What you are asked to do => Tally the lines below that include "cuore" and give only the total.
** Opening Dataset extract block **
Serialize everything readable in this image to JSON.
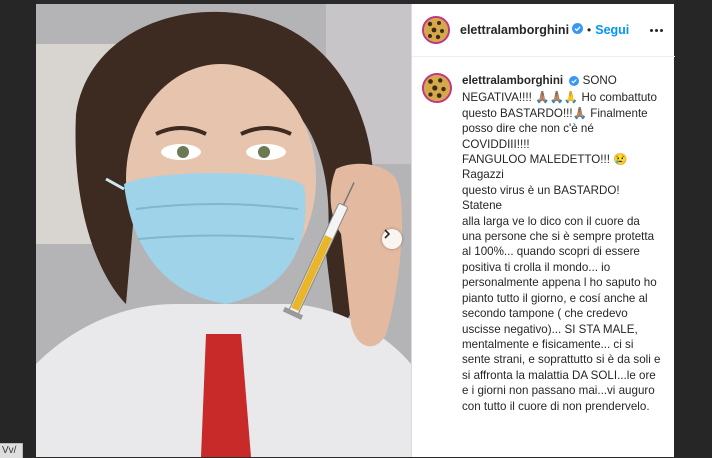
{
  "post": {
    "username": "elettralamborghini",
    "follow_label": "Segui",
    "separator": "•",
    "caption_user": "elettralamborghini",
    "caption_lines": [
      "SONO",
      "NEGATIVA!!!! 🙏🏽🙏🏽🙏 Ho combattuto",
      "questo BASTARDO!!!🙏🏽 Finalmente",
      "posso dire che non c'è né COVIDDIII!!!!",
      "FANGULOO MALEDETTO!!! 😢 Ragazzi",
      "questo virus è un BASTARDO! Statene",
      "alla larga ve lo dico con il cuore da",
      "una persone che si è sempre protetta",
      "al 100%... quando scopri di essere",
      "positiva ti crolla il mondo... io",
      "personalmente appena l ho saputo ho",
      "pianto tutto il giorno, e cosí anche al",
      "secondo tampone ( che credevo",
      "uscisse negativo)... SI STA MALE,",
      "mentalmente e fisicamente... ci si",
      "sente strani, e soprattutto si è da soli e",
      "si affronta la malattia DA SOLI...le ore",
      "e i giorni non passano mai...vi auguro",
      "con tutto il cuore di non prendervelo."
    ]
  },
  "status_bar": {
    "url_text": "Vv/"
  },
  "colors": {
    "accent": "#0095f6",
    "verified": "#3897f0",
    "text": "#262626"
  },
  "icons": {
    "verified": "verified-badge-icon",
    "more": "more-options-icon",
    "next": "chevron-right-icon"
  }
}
** Closing Dataset extract block **
Answer area => 2